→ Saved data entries
----
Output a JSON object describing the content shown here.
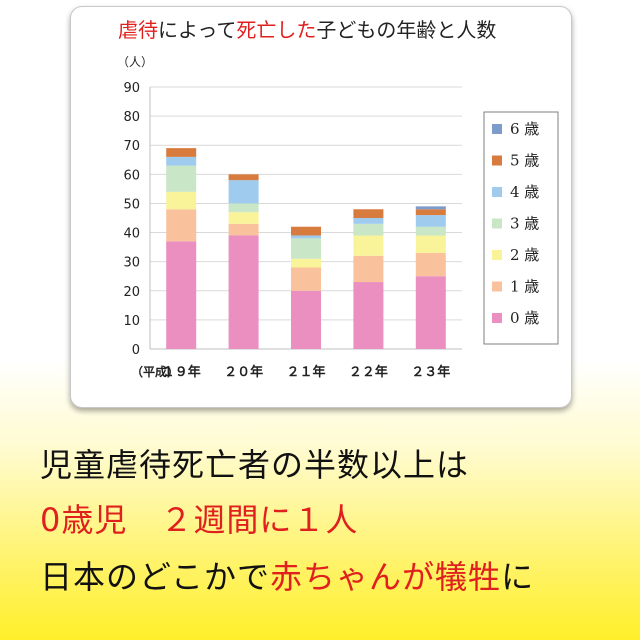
{
  "chart_data": {
    "type": "bar",
    "stacked": true,
    "title_parts": [
      {
        "text": "虐待",
        "red": true
      },
      {
        "text": "によって",
        "red": false
      },
      {
        "text": "死亡した",
        "red": true
      },
      {
        "text": "子どもの年齢と人数",
        "red": false
      }
    ],
    "ylabel": "（人）",
    "xlabel": "（平成）",
    "categories": [
      "１９年",
      "２０年",
      "２１年",
      "２２年",
      "２３年"
    ],
    "ylim": [
      0,
      90
    ],
    "yticks": [
      0,
      10,
      20,
      30,
      40,
      50,
      60,
      70,
      80,
      90
    ],
    "grid": true,
    "legend_position": "right",
    "series": [
      {
        "name": "0 歳",
        "color": "#ea8fc0",
        "values": [
          37,
          39,
          20,
          23,
          25
        ]
      },
      {
        "name": "1 歳",
        "color": "#f9c29d",
        "values": [
          11,
          4,
          8,
          9,
          8
        ]
      },
      {
        "name": "2 歳",
        "color": "#f9f39a",
        "values": [
          6,
          4,
          3,
          7,
          6
        ]
      },
      {
        "name": "3 歳",
        "color": "#c9e6c6",
        "values": [
          9,
          3,
          7,
          4,
          3
        ]
      },
      {
        "name": "4 歳",
        "color": "#9ecbee",
        "values": [
          3,
          8,
          1,
          2,
          4
        ]
      },
      {
        "name": "5 歳",
        "color": "#d77b3e",
        "values": [
          3,
          2,
          3,
          3,
          2
        ]
      },
      {
        "name": "6 歳",
        "color": "#7d9bcb",
        "values": [
          0,
          0,
          0,
          0,
          1
        ]
      }
    ]
  },
  "caption": {
    "line1": "児童虐待死亡者の半数以上は",
    "line2": "0歳児　２週間に１人",
    "line3_prefix": "日本のどこかで",
    "line3_red": "赤ちゃんが犠牲",
    "line3_suffix": "に"
  }
}
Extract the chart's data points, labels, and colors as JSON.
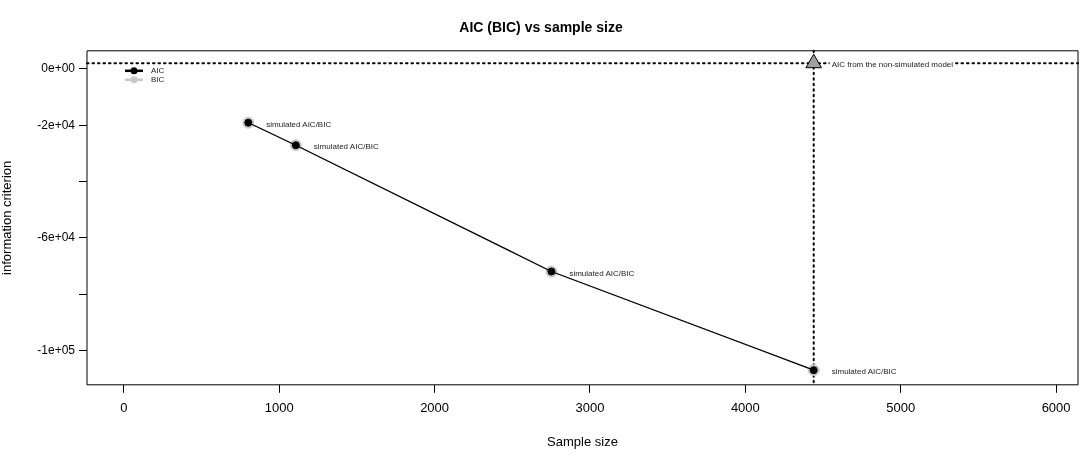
{
  "chart_data": {
    "type": "line",
    "title": "AIC (BIC) vs sample size",
    "xlabel": "Sample size",
    "ylabel": "information criterion",
    "xlim": [
      -237,
      6141
    ],
    "xticks": [
      0,
      1000,
      2000,
      3000,
      4000,
      5000,
      6000
    ],
    "ylim": [
      -112100,
      6400
    ],
    "yticks": [
      {
        "value": 0,
        "label": "0e+00"
      },
      {
        "value": -20000,
        "label": "-2e+04"
      },
      {
        "value": -40000,
        "label": null
      },
      {
        "value": -60000,
        "label": "-6e+04"
      },
      {
        "value": -80000,
        "label": null
      },
      {
        "value": -100000,
        "label": "-1e+05"
      }
    ],
    "series": [
      {
        "name": "BIC",
        "color": "#c8c8c8",
        "x": [
          801,
          1107,
          2752,
          4440
        ],
        "values": [
          -19100,
          -27100,
          -71900,
          -106900
        ]
      },
      {
        "name": "AIC",
        "color": "#000000",
        "x": [
          801,
          1107,
          2752,
          4440
        ],
        "values": [
          -19100,
          -27100,
          -71900,
          -106900
        ]
      },
      {
        "type": "scatter",
        "color": "#a0a0a0",
        "marker": "triangle",
        "x": [
          4440
        ],
        "values": [
          2000
        ]
      }
    ],
    "marker": "circle",
    "grid": false,
    "legend": "top left",
    "ref_lines": [
      {
        "axis": "y",
        "value": 2000,
        "line_style": "dotted",
        "color": "#000000"
      },
      {
        "axis": "x",
        "value": 4440,
        "line_style": "dotted",
        "color": "#000000"
      }
    ],
    "annotations": [
      {
        "text": "simulated AIC/BIC",
        "x": 801,
        "y": -19100
      },
      {
        "text": "simulated AIC/BIC",
        "x": 1107,
        "y": -27100
      },
      {
        "text": "simulated AIC/BIC",
        "x": 2752,
        "y": -71900
      },
      {
        "text": "simulated AIC/BIC",
        "x": 4440,
        "y": -106900
      },
      {
        "text": "AIC from the non-simulated model",
        "x": 4440,
        "y": 2000
      }
    ]
  }
}
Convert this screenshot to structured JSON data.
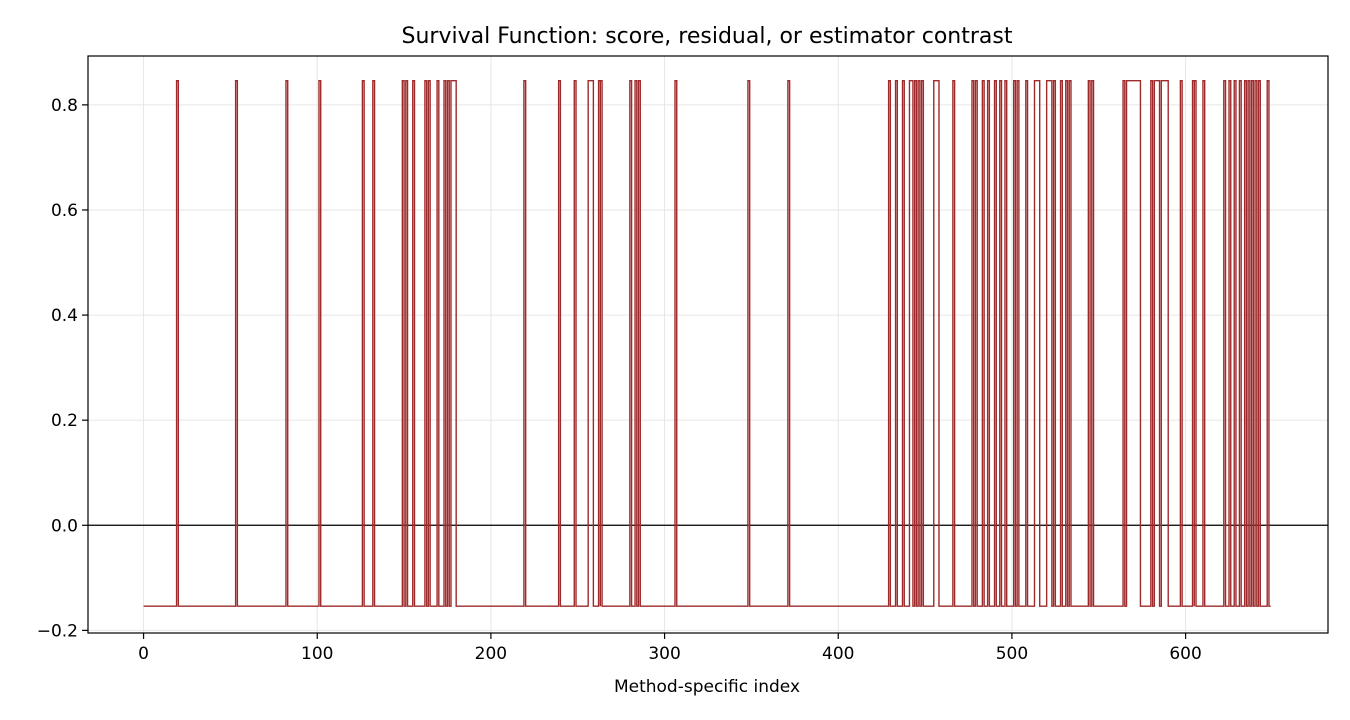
{
  "chart_data": {
    "type": "line",
    "title": "Survival Function: score, residual, or estimator contrast",
    "xlabel": "Method-specific index",
    "ylabel": "",
    "xlim": [
      -32,
      682
    ],
    "ylim": [
      -0.205,
      0.893
    ],
    "x_ticks": [
      0,
      100,
      200,
      300,
      400,
      500,
      600
    ],
    "x_tick_labels": [
      "0",
      "100",
      "200",
      "300",
      "400",
      "500",
      "600"
    ],
    "y_ticks": [
      -0.2,
      0.0,
      0.2,
      0.4,
      0.6,
      0.8
    ],
    "y_tick_labels": [
      "−0.2",
      "0.0",
      "0.2",
      "0.4",
      "0.6",
      "0.8"
    ],
    "grid": true,
    "reference_line_y": 0.0,
    "series_color": "#9e2a2b",
    "low_value": -0.154,
    "high_value": 0.846,
    "x_range": [
      0,
      649
    ],
    "high_runs": [
      [
        19,
        20
      ],
      [
        53,
        54
      ],
      [
        82,
        83
      ],
      [
        101,
        102
      ],
      [
        126,
        127
      ],
      [
        132,
        133
      ],
      [
        149,
        150
      ],
      [
        151,
        152
      ],
      [
        155,
        156
      ],
      [
        162,
        163
      ],
      [
        164,
        165
      ],
      [
        169,
        170
      ],
      [
        173,
        174
      ],
      [
        175,
        176
      ],
      [
        177,
        180
      ],
      [
        219,
        220
      ],
      [
        239,
        240
      ],
      [
        248,
        249
      ],
      [
        256,
        259
      ],
      [
        262,
        263
      ],
      [
        263,
        264
      ],
      [
        280,
        281
      ],
      [
        283,
        284
      ],
      [
        285,
        286
      ],
      [
        306,
        307
      ],
      [
        348,
        349
      ],
      [
        371,
        372
      ],
      [
        429,
        430
      ],
      [
        433,
        434
      ],
      [
        437,
        438
      ],
      [
        441,
        443
      ],
      [
        444,
        445
      ],
      [
        446,
        447
      ],
      [
        448,
        449
      ],
      [
        455,
        458
      ],
      [
        466,
        467
      ],
      [
        477,
        478
      ],
      [
        479,
        480
      ],
      [
        483,
        484
      ],
      [
        486,
        487
      ],
      [
        490,
        491
      ],
      [
        493,
        494
      ],
      [
        496,
        497
      ],
      [
        501,
        502
      ],
      [
        503,
        504
      ],
      [
        508,
        509
      ],
      [
        513,
        516
      ],
      [
        520,
        523
      ],
      [
        524,
        525
      ],
      [
        528,
        529
      ],
      [
        531,
        532
      ],
      [
        533,
        534
      ],
      [
        544,
        545
      ],
      [
        546,
        547
      ],
      [
        564,
        565
      ],
      [
        566,
        574
      ],
      [
        580,
        581
      ],
      [
        582,
        585
      ],
      [
        586,
        590
      ],
      [
        597,
        598
      ],
      [
        604,
        605
      ],
      [
        605,
        606
      ],
      [
        610,
        611
      ],
      [
        622,
        623
      ],
      [
        625,
        626
      ],
      [
        628,
        629
      ],
      [
        631,
        632
      ],
      [
        634,
        635
      ],
      [
        636,
        637
      ],
      [
        638,
        639
      ],
      [
        640,
        641
      ],
      [
        642,
        643
      ],
      [
        647,
        648
      ]
    ]
  }
}
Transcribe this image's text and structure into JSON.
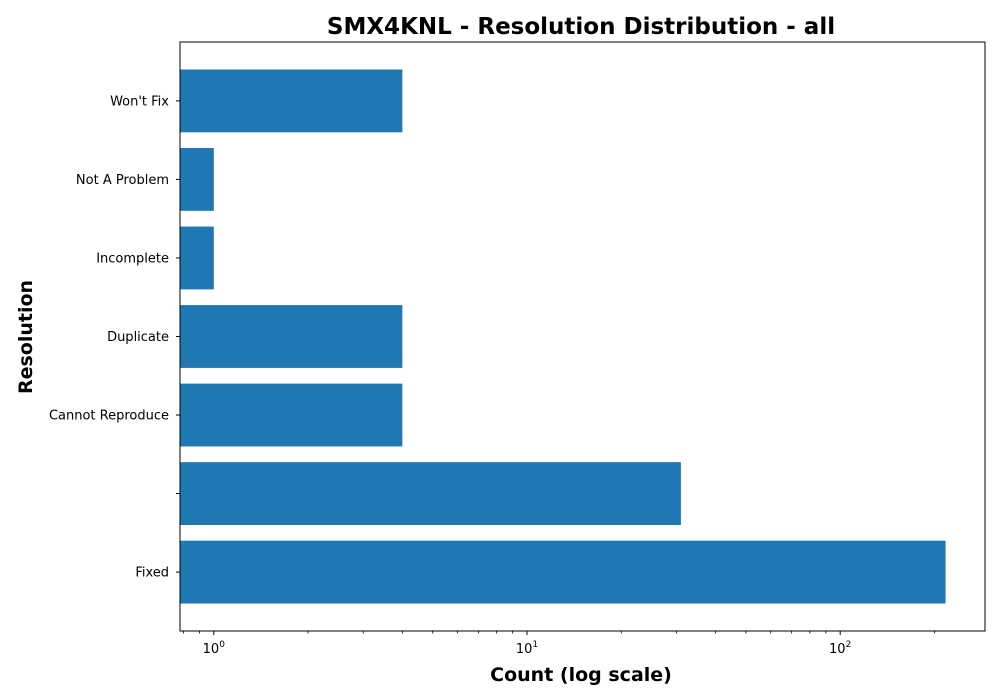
{
  "chart_data": {
    "type": "bar",
    "orientation": "horizontal",
    "title": "SMX4KNL - Resolution Distribution - all",
    "xlabel": "Count (log scale)",
    "ylabel": "Resolution",
    "xscale": "log",
    "xlim": [
      0.78,
      290
    ],
    "x_ticks": [
      {
        "value": 1,
        "base": "10",
        "exp": "0"
      },
      {
        "value": 10,
        "base": "10",
        "exp": "1"
      },
      {
        "value": 100,
        "base": "10",
        "exp": "2"
      }
    ],
    "grid": false,
    "legend": "none",
    "colors": {
      "bar": "#1f77b4",
      "axis": "#000000",
      "background": "#ffffff"
    },
    "categories": [
      "Fixed",
      "",
      "Cannot Reproduce",
      "Duplicate",
      "Incomplete",
      "Not A Problem",
      "Won't Fix"
    ],
    "values": [
      217,
      31,
      4,
      4,
      1,
      1,
      4
    ]
  }
}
----
→ The exercise
Copy each line above where the string "this" occurs.

→ Solution
Convert this screenshot to structured JSON data.
Transcribe this image's text and structure into JSON.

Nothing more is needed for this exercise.